* [Exercise objective]: Restate the entries below word for word, omitting nothing.
═════ Supplied entries ═════
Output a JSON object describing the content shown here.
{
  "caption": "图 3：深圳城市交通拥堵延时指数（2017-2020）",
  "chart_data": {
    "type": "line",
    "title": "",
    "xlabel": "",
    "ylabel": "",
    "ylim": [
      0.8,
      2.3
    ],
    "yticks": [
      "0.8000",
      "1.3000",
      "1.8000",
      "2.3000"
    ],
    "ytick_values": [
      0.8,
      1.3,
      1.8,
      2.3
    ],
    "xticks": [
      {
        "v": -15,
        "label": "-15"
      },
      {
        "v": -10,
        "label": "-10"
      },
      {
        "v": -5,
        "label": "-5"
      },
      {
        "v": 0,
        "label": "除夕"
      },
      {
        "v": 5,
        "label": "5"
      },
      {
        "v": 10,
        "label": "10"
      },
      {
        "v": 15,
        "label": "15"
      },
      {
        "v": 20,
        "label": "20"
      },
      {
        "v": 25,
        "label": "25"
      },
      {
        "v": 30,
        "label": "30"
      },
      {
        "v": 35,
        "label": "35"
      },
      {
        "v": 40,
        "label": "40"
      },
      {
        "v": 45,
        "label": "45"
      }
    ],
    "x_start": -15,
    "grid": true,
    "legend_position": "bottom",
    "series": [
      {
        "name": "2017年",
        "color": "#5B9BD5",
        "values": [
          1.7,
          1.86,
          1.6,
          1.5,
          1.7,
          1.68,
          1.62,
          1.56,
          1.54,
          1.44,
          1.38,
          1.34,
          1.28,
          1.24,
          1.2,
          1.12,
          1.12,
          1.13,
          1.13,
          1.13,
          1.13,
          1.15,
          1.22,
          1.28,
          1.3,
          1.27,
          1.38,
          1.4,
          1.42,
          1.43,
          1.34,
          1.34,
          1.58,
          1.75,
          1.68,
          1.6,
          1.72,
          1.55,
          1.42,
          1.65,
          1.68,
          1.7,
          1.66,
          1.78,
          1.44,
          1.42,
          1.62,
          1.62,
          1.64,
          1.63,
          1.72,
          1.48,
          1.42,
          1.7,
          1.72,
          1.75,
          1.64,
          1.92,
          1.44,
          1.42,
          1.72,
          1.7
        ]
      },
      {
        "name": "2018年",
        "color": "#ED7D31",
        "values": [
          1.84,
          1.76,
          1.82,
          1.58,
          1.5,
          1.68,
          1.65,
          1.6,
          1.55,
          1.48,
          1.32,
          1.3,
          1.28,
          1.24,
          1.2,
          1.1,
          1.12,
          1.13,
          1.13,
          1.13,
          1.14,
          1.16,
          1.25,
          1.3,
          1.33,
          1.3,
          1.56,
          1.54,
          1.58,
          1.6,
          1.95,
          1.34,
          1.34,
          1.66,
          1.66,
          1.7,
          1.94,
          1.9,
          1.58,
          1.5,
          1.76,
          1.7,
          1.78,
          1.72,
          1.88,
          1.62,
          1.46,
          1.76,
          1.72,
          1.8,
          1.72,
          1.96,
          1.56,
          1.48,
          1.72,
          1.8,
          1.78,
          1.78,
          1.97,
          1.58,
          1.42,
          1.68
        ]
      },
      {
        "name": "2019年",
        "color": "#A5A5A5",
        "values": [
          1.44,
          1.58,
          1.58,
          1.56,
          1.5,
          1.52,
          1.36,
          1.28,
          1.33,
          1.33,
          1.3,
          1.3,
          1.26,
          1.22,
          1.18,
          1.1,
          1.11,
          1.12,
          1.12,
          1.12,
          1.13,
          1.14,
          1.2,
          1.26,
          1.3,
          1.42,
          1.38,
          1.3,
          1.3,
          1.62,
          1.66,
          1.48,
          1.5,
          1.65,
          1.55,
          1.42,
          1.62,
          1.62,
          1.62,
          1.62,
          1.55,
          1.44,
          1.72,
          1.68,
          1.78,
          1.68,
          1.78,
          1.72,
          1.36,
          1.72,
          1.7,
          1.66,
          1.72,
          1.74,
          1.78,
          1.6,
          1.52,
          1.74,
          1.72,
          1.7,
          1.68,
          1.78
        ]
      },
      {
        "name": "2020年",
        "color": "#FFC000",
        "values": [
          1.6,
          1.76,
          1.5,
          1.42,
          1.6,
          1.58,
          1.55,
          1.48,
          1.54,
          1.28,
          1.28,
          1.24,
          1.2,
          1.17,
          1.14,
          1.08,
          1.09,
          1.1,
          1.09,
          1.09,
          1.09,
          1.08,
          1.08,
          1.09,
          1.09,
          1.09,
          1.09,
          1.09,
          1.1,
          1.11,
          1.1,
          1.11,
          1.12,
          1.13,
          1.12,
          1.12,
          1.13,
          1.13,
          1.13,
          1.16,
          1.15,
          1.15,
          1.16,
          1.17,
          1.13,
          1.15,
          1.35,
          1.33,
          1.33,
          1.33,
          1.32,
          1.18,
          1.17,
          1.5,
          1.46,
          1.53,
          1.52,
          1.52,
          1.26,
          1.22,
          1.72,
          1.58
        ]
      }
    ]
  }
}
═════
* [Solution below]:
Output a JSON object describing the content shown here.
{
  "caption": "图 3：深圳城市交通拥堵延时指数（2017-2020）",
  "chart_data": {
    "type": "line",
    "title": "",
    "xlabel": "",
    "ylabel": "",
    "ylim": [
      0.8,
      2.3
    ],
    "yticks": [
      "0.8000",
      "1.3000",
      "1.8000",
      "2.3000"
    ],
    "ytick_values": [
      0.8,
      1.3,
      1.8,
      2.3
    ],
    "xticks": [
      {
        "v": -15,
        "label": "-15"
      },
      {
        "v": -10,
        "label": "-10"
      },
      {
        "v": -5,
        "label": "-5"
      },
      {
        "v": 0,
        "label": "除夕"
      },
      {
        "v": 5,
        "label": "5"
      },
      {
        "v": 10,
        "label": "10"
      },
      {
        "v": 15,
        "label": "15"
      },
      {
        "v": 20,
        "label": "20"
      },
      {
        "v": 25,
        "label": "25"
      },
      {
        "v": 30,
        "label": "30"
      },
      {
        "v": 35,
        "label": "35"
      },
      {
        "v": 40,
        "label": "40"
      },
      {
        "v": 45,
        "label": "45"
      }
    ],
    "x_start": -15,
    "grid": true,
    "legend_position": "bottom",
    "series": [
      {
        "name": "2017年",
        "color": "#5B9BD5",
        "values": [
          1.7,
          1.86,
          1.6,
          1.5,
          1.7,
          1.68,
          1.62,
          1.56,
          1.54,
          1.44,
          1.38,
          1.34,
          1.28,
          1.24,
          1.2,
          1.12,
          1.12,
          1.13,
          1.13,
          1.13,
          1.13,
          1.15,
          1.22,
          1.28,
          1.3,
          1.27,
          1.38,
          1.4,
          1.42,
          1.43,
          1.34,
          1.34,
          1.58,
          1.75,
          1.68,
          1.6,
          1.72,
          1.55,
          1.42,
          1.65,
          1.68,
          1.7,
          1.66,
          1.78,
          1.44,
          1.42,
          1.62,
          1.62,
          1.64,
          1.63,
          1.72,
          1.48,
          1.42,
          1.7,
          1.72,
          1.75,
          1.64,
          1.92,
          1.44,
          1.42,
          1.72,
          1.7
        ]
      },
      {
        "name": "2018年",
        "color": "#ED7D31",
        "values": [
          1.84,
          1.76,
          1.82,
          1.58,
          1.5,
          1.68,
          1.65,
          1.6,
          1.55,
          1.48,
          1.32,
          1.3,
          1.28,
          1.24,
          1.2,
          1.1,
          1.12,
          1.13,
          1.13,
          1.13,
          1.14,
          1.16,
          1.25,
          1.3,
          1.33,
          1.3,
          1.56,
          1.54,
          1.58,
          1.6,
          1.95,
          1.34,
          1.34,
          1.66,
          1.66,
          1.7,
          1.94,
          1.9,
          1.58,
          1.5,
          1.76,
          1.7,
          1.78,
          1.72,
          1.88,
          1.62,
          1.46,
          1.76,
          1.72,
          1.8,
          1.72,
          1.96,
          1.56,
          1.48,
          1.72,
          1.8,
          1.78,
          1.78,
          1.97,
          1.58,
          1.42,
          1.68
        ]
      },
      {
        "name": "2019年",
        "color": "#A5A5A5",
        "values": [
          1.44,
          1.58,
          1.58,
          1.56,
          1.5,
          1.52,
          1.36,
          1.28,
          1.33,
          1.33,
          1.3,
          1.3,
          1.26,
          1.22,
          1.18,
          1.1,
          1.11,
          1.12,
          1.12,
          1.12,
          1.13,
          1.14,
          1.2,
          1.26,
          1.3,
          1.42,
          1.38,
          1.3,
          1.3,
          1.62,
          1.66,
          1.48,
          1.5,
          1.65,
          1.55,
          1.42,
          1.62,
          1.62,
          1.62,
          1.62,
          1.55,
          1.44,
          1.72,
          1.68,
          1.78,
          1.68,
          1.78,
          1.72,
          1.36,
          1.72,
          1.7,
          1.66,
          1.72,
          1.74,
          1.78,
          1.6,
          1.52,
          1.74,
          1.72,
          1.7,
          1.68,
          1.78
        ]
      },
      {
        "name": "2020年",
        "color": "#FFC000",
        "values": [
          1.6,
          1.76,
          1.5,
          1.42,
          1.6,
          1.58,
          1.55,
          1.48,
          1.54,
          1.28,
          1.28,
          1.24,
          1.2,
          1.17,
          1.14,
          1.08,
          1.09,
          1.1,
          1.09,
          1.09,
          1.09,
          1.08,
          1.08,
          1.09,
          1.09,
          1.09,
          1.09,
          1.09,
          1.1,
          1.11,
          1.1,
          1.11,
          1.12,
          1.13,
          1.12,
          1.12,
          1.13,
          1.13,
          1.13,
          1.16,
          1.15,
          1.15,
          1.16,
          1.17,
          1.13,
          1.15,
          1.35,
          1.33,
          1.33,
          1.33,
          1.32,
          1.18,
          1.17,
          1.5,
          1.46,
          1.53,
          1.52,
          1.52,
          1.26,
          1.22,
          1.72,
          1.58
        ]
      }
    ]
  }
}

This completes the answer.